Exercise requirements
Strip the pictures and reproduce the rest of the listing exactly.

────────────────────

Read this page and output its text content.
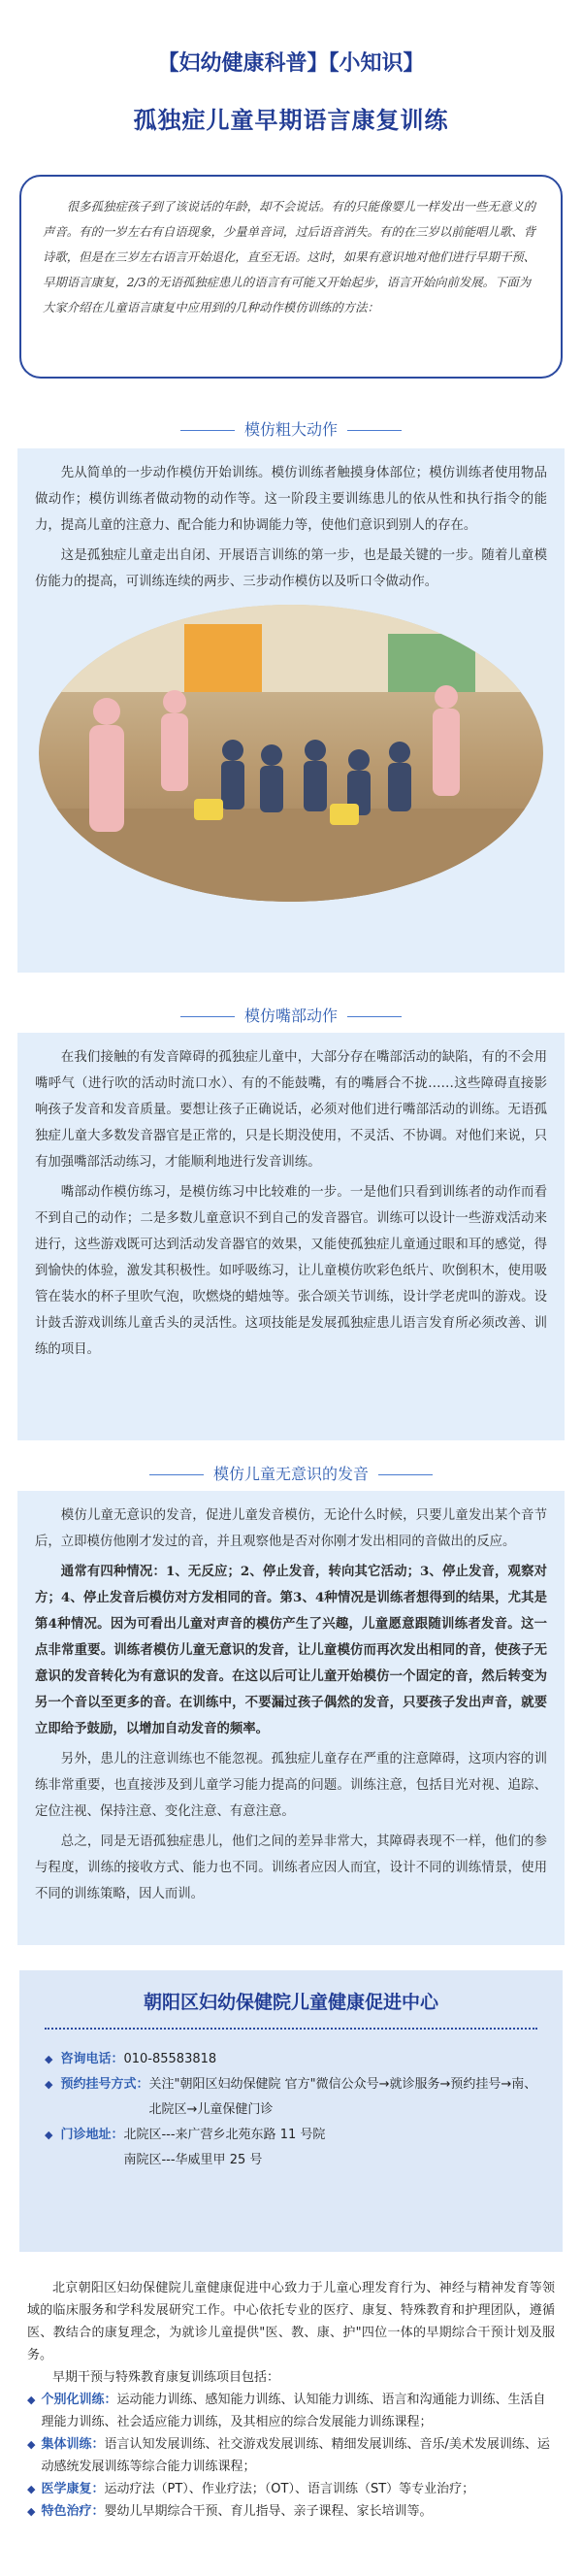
【妇幼健康科普】【小知识】
孤独症儿童早期语言康复训练
很多孤独症孩子到了该说话的年龄，却不会说话。有的只能像婴儿一样发出一些无意义的声音。有的一岁左右有自语现象，少量单音词，过后语音消失。有的在三岁以前能唱儿歌、背诗歌，但是在三岁左右语言开始退化，直至无语。这时，如果有意识地对他们进行早期干预、早期语言康复，2/3的无语孤独症患儿的语言有可能又开始起步，语言开始向前发展。下面为大家介绍在儿童语言康复中应用到的几种动作模仿训练的方法：
模仿粗大动作

先从简单的一步动作模仿开始训练。模仿训练者触摸身体部位；模仿训练者使用物品做动作；模仿训练者做动物的动作等。这一阶段主要训练患儿的依从性和执行指令的能力，提高儿童的注意力、配合能力和协调能力等，使他们意识到别人的存在。

这是孤独症儿童走出自闭、开展语言训练的第一步，也是最关键的一步。随着儿童模仿能力的提高，可训练连续的两步、三步动作模仿以及听口令做动作。

模仿嘴部动作

在我们接触的有发音障碍的孤独症儿童中，大部分存在嘴部活动的缺陷，有的不会用嘴呼气（进行吹的活动时流口水）、有的不能鼓嘴，有的嘴唇合不拢……这些障碍直接影响孩子发音和发音质量。要想让孩子正确说话，必须对他们进行嘴部活动的训练。无语孤独症儿童大多数发音器官是正常的，只是长期没使用，不灵活、不协调。对他们来说，只有加强嘴部活动练习，才能顺利地进行发音训练。

嘴部动作模仿练习，是模仿练习中比较难的一步。一是他们只看到训练者的动作而看不到自己的动作；二是多数儿童意识不到自己的发音器官。训练可以设计一些游戏活动来进行，这些游戏既可达到活动发音器官的效果，又能使孤独症儿童通过眼和耳的感觉，得到愉快的体验，激发其积极性。如呼吸练习，让儿童模仿吹彩色纸片、吹倒积木，使用吸管在装水的杯子里吹气泡，吹燃烧的蜡烛等。张合颂关节训练，设计学老虎叫的游戏。设计鼓舌游戏训练儿童舌头的灵活性。这项技能是发展孤独症患儿语言发育所必须改善、训练的项目。

模仿儿童无意识的发音

模仿儿童无意识的发音，促进儿童发音模仿，无论什么时候，只要儿童发出某个音节后，立即模仿他刚才发过的音，并且观察他是否对你刚才发出相同的音做出的反应。

通常有四种情况：1、无反应；2、停止发音，转向其它活动；3、停止发音，观察对方；4、停止发音后模仿对方发相同的音。第3、4种情况是训练者想得到的结果，尤其是第4种情况。因为可看出儿童对声音的模仿产生了兴趣，儿童愿意跟随训练者发音。这一点非常重要。训练者模仿儿童无意识的发音，让儿童模仿而再次发出相同的音，使孩子无意识的发音转化为有意识的发音。在这以后可让儿童开始模仿一个固定的音，然后转变为另一个音以至更多的音。在训练中，不要漏过孩子偶然的发音，只要孩子发出声音，就要立即给予鼓励，以增加自动发音的频率。

另外，患儿的注意训练也不能忽视。孤独症儿童存在严重的注意障碍，这项内容的训练非常重要，也直接涉及到儿童学习能力提高的问题。训练注意，包括目光对视、追踪、定位注视、保持注意、变化注意、有意注意。

总之，同是无语孤独症患儿，他们之间的差异非常大，其障碍表现不一样，他们的参与程度，训练的接收方式、能力也不同。训练者应因人而宜，设计不同的训练情景，使用不同的训练策略，因人而训。

朝阳区妇幼保健院儿童健康促进中心
◆ 咨询电话： 010-85583818
◆ 预约挂号方式： 关注"朝阳区妇幼保健院 官方"微信公众号→就诊服务→预约挂号→南、北院区→儿童保健门诊
◆ 门诊地址： 北院区---来广营乡北苑东路 11 号院
南院区---华威里甲 25 号

北京朝阳区妇幼保健院儿童健康促进中心致力于儿童心理发育行为、神经与精神发育等领域的临床服务和学科发展研究工作。中心依托专业的医疗、康复、特殊教育和护理团队，遵循医、教结合的康复理念，为就诊儿童提供"医、教、康、护"四位一体的早期综合干预计划及服务。

早期干预与特殊教育康复训练项目包括：

◆ 个别化训练：运动能力训练、感知能力训练、认知能力训练、语言和沟通能力训练、生活自理能力训练、社会适应能力训练，及其相应的综合发展能力训练课程；
◆ 集体训练：语言认知发展训练、社交游戏发展训练、精细发展训练、音乐/美术发展训练、运动感统发展训练等综合能力训练课程；
◆ 医学康复：运动疗法（PT）、作业疗法；（OT）、语言训练（ST）等专业治疗；
◆ 特色治疗：婴幼儿早期综合干预、育儿指导、亲子课程、家长培训等。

────────────────────

Answer to this task
Read this page and output its text content.
【妇幼健康科普】【小知识】
孤独症儿童早期语言康复训练
很多孤独症孩子到了该说话的年龄，却不会说话。有的只能像婴儿一样发出一些无意义的声音。有的一岁左右有自语现象，少量单音词，过后语音消失。有的在三岁以前能唱儿歌、背诗歌，但是在三岁左右语言开始退化，直至无语。这时，如果有意识地对他们进行早期干预、早期语言康复，2/3的无语孤独症患儿的语言有可能又开始起步，语言开始向前发展。下面为大家介绍在儿童语言康复中应用到的几种动作模仿训练的方法：
模仿粗大动作

先从简单的一步动作模仿开始训练。模仿训练者触摸身体部位；模仿训练者使用物品做动作；模仿训练者做动物的动作等。这一阶段主要训练患儿的依从性和执行指令的能力，提高儿童的注意力、配合能力和协调能力等，使他们意识到别人的存在。

这是孤独症儿童走出自闭、开展语言训练的第一步，也是最关键的一步。随着儿童模仿能力的提高，可训练连续的两步、三步动作模仿以及听口令做动作。

模仿嘴部动作

在我们接触的有发音障碍的孤独症儿童中，大部分存在嘴部活动的缺陷，有的不会用嘴呼气（进行吹的活动时流口水）、有的不能鼓嘴，有的嘴唇合不拢……这些障碍直接影响孩子发音和发音质量。要想让孩子正确说话，必须对他们进行嘴部活动的训练。无语孤独症儿童大多数发音器官是正常的，只是长期没使用，不灵活、不协调。对他们来说，只有加强嘴部活动练习，才能顺利地进行发音训练。

嘴部动作模仿练习，是模仿练习中比较难的一步。一是他们只看到训练者的动作而看不到自己的动作；二是多数儿童意识不到自己的发音器官。训练可以设计一些游戏活动来进行，这些游戏既可达到活动发音器官的效果，又能使孤独症儿童通过眼和耳的感觉，得到愉快的体验，激发其积极性。如呼吸练习，让儿童模仿吹彩色纸片、吹倒积木，使用吸管在装水的杯子里吹气泡，吹燃烧的蜡烛等。张合颂关节训练，设计学老虎叫的游戏。设计鼓舌游戏训练儿童舌头的灵活性。这项技能是发展孤独症患儿语言发育所必须改善、训练的项目。

模仿儿童无意识的发音

模仿儿童无意识的发音，促进儿童发音模仿，无论什么时候，只要儿童发出某个音节后，立即模仿他刚才发过的音，并且观察他是否对你刚才发出相同的音做出的反应。

通常有四种情况：1、无反应；2、停止发音，转向其它活动；3、停止发音，观察对方；4、停止发音后模仿对方发相同的音。第3、4种情况是训练者想得到的结果，尤其是第4种情况。因为可看出儿童对声音的模仿产生了兴趣，儿童愿意跟随训练者发音。这一点非常重要。训练者模仿儿童无意识的发音，让儿童模仿而再次发出相同的音，使孩子无意识的发音转化为有意识的发音。在这以后可让儿童开始模仿一个固定的音，然后转变为另一个音以至更多的音。在训练中，不要漏过孩子偶然的发音，只要孩子发出声音，就要立即给予鼓励，以增加自动发音的频率。

另外，患儿的注意训练也不能忽视。孤独症儿童存在严重的注意障碍，这项内容的训练非常重要，也直接涉及到儿童学习能力提高的问题。训练注意，包括目光对视、追踪、定位注视、保持注意、变化注意、有意注意。

总之，同是无语孤独症患儿，他们之间的差异非常大，其障碍表现不一样，他们的参与程度，训练的接收方式、能力也不同。训练者应因人而宜，设计不同的训练情景，使用不同的训练策略，因人而训。

朝阳区妇幼保健院儿童健康促进中心
◆ 咨询电话： 010-85583818
◆ 预约挂号方式： 关注"朝阳区妇幼保健院 官方"微信公众号→就诊服务→预约挂号→南、北院区→儿童保健门诊
◆ 门诊地址： 北院区---来广营乡北苑东路 11 号院
南院区---华威里甲 25 号

北京朝阳区妇幼保健院儿童健康促进中心致力于儿童心理发育行为、神经与精神发育等领域的临床服务和学科发展研究工作。中心依托专业的医疗、康复、特殊教育和护理团队，遵循医、教结合的康复理念，为就诊儿童提供"医、教、康、护"四位一体的早期综合干预计划及服务。

早期干预与特殊教育康复训练项目包括：

◆ 个别化训练：运动能力训练、感知能力训练、认知能力训练、语言和沟通能力训练、生活自理能力训练、社会适应能力训练，及其相应的综合发展能力训练课程；
◆ 集体训练：语言认知发展训练、社交游戏发展训练、精细发展训练、音乐/美术发展训练、运动感统发展训练等综合能力训练课程；
◆ 医学康复：运动疗法（PT）、作业疗法；（OT）、语言训练（ST）等专业治疗；
◆ 特色治疗：婴幼儿早期综合干预、育儿指导、亲子课程、家长培训等。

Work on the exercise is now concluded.